ELENCO COMPITI:
A. Nel brano sulle tradizioni popolari di Amaseno, quale periodo della storia del paese viene analizzato nell'opera di Alberico Magni?
B. Copia dal brano sulle tradizioni popolari di Amaseno il passo che va da "Nel suo lavoro, l'autore, partendo" fino a "dalle note dell'organetto." compreso.
C. Sintetizza in forma di elenco il paragrafo del brano sulle tradizioni popolari di Amaseno che comincia con "Nel suo lavoro, l'autore", mantenendone i fatti principali.

BRANO ESTRATTO:
PRESERVARE
UN'IDENTITÀ' E UNA CULTURA CHE SIANO DI STIMOLO E DI GUIDA PER LE
GENERAZIONI FUTURE.
Nel leggere le interessanti pagine dell'opera di
Alberico Magni sul folklore, tutte sottese sul filo del ricordo, c'è da
chiedersi se nel mondo attuale ci sia ancora posto per le tradizioni
popolari. Il "progresso" ha
richiesto
più di un sacrificio: in effetti, una società plastificata, dominata da
fenomeni mass-mediatici certamente non eccelsi, omologata fino
all'esasperazione, ha spinto nell'angolo le tradizioni popolari. Non
voglio qui fare la solita critica alla globalizzazione, ma piuttosto
rivendicare l'importanza delle tradizioni popolari che garantiscono
l'identità e, se vogliamo, l'unità di tanti paesi italiani.
Nel suo lavoro, l'autore, partendo dalla descrizione
del costume "alla contadina", introduce una riflessione ed un analisi su
un lungo periodo della storia di Amaseno: quello che dall'Ottocento giunge
fino agli anni settanta del secolo scorso. Altri tempi sicuramente, tempi
di povertà e sacrifici, ma anche di grandi e semplici gioie, come quella
di indossare il costume tradizionale per partecipare ad una sfilata o di
trascorrere la serata con la "compagnia" , formata da parenti e vicini di
casa ed allietata dalle note dell'organetto.

Dati di origine
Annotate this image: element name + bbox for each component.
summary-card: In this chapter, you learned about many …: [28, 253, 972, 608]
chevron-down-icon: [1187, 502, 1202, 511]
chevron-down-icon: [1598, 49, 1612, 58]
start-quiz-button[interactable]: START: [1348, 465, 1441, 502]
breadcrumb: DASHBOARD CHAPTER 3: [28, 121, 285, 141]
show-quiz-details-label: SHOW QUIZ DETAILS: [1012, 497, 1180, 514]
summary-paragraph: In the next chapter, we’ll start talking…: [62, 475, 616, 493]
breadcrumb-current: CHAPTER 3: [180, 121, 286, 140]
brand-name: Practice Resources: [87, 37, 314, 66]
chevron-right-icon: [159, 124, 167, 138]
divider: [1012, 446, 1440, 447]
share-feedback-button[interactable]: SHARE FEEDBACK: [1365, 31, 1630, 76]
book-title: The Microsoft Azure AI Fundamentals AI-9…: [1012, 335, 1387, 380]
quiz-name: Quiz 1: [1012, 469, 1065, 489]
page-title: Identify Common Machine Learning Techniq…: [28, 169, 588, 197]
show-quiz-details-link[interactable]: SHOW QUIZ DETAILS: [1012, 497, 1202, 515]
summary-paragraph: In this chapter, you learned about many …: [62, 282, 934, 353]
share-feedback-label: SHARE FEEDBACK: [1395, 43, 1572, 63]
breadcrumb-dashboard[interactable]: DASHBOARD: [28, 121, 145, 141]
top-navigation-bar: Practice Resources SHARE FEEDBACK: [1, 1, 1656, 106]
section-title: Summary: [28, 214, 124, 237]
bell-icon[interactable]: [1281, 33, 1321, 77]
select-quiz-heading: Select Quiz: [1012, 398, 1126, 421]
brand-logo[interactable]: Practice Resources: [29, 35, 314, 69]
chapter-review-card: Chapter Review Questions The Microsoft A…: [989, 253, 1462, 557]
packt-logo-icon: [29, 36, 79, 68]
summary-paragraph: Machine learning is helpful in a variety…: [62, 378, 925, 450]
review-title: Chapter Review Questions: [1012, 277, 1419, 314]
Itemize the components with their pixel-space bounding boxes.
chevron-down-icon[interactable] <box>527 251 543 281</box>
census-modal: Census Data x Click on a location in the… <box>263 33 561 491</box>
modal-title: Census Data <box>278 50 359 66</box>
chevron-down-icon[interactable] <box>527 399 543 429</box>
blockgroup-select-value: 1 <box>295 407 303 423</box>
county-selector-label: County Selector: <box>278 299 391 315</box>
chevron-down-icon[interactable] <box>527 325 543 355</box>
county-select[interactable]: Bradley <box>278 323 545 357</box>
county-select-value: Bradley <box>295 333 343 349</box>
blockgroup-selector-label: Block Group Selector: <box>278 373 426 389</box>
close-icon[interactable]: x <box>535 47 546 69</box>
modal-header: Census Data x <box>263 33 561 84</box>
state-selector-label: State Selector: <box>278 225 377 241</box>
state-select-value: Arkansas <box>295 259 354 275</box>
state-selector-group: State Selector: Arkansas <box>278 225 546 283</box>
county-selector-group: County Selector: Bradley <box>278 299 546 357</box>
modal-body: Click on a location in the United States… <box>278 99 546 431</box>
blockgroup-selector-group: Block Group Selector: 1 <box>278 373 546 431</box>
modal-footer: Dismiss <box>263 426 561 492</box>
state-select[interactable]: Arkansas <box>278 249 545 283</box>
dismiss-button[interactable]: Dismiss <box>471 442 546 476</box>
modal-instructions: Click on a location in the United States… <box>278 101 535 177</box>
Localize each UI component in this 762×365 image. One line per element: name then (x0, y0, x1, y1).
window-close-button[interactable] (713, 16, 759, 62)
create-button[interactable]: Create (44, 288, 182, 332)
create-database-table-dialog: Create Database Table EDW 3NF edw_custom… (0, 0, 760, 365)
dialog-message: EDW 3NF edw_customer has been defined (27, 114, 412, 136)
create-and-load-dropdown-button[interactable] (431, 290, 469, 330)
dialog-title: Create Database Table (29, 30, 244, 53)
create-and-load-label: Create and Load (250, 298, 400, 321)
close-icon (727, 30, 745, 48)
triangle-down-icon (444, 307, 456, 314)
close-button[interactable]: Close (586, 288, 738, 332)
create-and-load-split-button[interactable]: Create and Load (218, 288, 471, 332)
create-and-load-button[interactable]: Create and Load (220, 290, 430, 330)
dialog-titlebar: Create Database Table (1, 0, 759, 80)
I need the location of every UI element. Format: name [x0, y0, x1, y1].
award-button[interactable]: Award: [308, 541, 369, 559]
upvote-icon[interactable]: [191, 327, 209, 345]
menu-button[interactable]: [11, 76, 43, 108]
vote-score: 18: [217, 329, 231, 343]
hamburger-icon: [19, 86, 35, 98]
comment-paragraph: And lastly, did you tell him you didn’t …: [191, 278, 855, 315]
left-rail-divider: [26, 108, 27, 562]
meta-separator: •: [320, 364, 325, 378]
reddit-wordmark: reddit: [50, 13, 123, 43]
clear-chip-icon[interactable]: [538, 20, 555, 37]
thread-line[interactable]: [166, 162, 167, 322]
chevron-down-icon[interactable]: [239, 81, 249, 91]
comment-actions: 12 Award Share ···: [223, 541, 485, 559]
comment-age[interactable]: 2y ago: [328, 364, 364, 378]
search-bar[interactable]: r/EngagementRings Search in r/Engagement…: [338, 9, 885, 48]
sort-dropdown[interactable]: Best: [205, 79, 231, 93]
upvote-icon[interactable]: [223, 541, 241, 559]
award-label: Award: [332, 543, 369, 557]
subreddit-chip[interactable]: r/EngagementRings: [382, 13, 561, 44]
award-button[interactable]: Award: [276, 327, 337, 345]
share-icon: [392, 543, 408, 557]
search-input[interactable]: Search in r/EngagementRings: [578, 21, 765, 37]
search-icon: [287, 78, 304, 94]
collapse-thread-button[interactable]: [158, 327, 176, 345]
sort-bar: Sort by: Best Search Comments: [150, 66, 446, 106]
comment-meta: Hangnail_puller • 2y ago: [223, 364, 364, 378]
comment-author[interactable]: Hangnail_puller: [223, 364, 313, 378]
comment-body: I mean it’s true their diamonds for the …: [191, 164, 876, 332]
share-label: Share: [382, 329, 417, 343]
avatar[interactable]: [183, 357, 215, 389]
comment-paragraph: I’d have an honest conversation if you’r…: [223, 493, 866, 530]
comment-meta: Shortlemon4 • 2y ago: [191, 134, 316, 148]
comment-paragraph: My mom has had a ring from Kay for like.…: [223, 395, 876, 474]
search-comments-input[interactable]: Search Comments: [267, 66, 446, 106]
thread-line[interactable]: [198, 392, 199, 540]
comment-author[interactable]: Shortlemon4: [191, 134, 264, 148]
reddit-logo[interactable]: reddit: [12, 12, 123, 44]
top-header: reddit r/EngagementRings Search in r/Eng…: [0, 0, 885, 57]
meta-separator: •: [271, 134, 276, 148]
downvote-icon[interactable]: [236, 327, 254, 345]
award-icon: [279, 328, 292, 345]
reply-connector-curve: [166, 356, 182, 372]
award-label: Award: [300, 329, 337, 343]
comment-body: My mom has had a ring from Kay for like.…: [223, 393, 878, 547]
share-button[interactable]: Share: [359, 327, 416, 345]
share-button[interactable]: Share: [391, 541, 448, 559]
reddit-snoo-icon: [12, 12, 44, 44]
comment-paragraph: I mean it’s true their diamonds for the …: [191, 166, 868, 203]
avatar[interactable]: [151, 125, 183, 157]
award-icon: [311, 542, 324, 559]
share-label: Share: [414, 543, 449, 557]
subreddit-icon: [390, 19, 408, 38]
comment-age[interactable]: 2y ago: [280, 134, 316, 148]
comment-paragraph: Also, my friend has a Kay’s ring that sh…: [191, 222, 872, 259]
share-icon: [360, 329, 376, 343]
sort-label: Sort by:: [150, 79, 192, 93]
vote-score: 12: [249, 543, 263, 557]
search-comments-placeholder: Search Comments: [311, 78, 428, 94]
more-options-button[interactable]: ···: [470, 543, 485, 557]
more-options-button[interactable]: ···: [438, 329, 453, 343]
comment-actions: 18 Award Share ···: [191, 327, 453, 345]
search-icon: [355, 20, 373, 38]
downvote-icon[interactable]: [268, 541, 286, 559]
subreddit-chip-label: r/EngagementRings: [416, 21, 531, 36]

RISPOSTE SCRITTE:
A. Il periodo che va dall'Ottocento fino agli anni settanta del secolo scorso.

B.
Nel suo lavoro, l'autore, partendo dalla descrizione
del costume "alla contadina", introduce una riflessione ed un analisi su
un lungo periodo della storia di Amaseno: quello che dall'Ottocento giunge
fino agli anni settanta del secolo scorso. Altri tempi sicuramente, tempi
di povertà e sacrifici, ma anche di grandi e semplici gioie, come quella
di indossare il costume tradizionale per partecipare ad una sfilata o di
trascorrere la serata con la "compagnia" , formata da parenti e vicini di
casa ed allietata dalle note dell'organetto.

C.
- L'autore parte dalla descrizione del costume "alla contadina".
- Propone una riflessione e un'analisi su un lungo periodo della storia di Amaseno, dall'Ottocento agli anni settanta del secolo scorso.
- Furono tempi di povertà e sacrifici, ma anche di grandi e semplici gioie.
- Tra queste gioie c'erano due usanze:
  - indossare il costume tradizionale per partecipare a una sfilata;
  - trascorrere la serata con la "compagnia" di parenti e vicini di casa, allietata dall'organetto.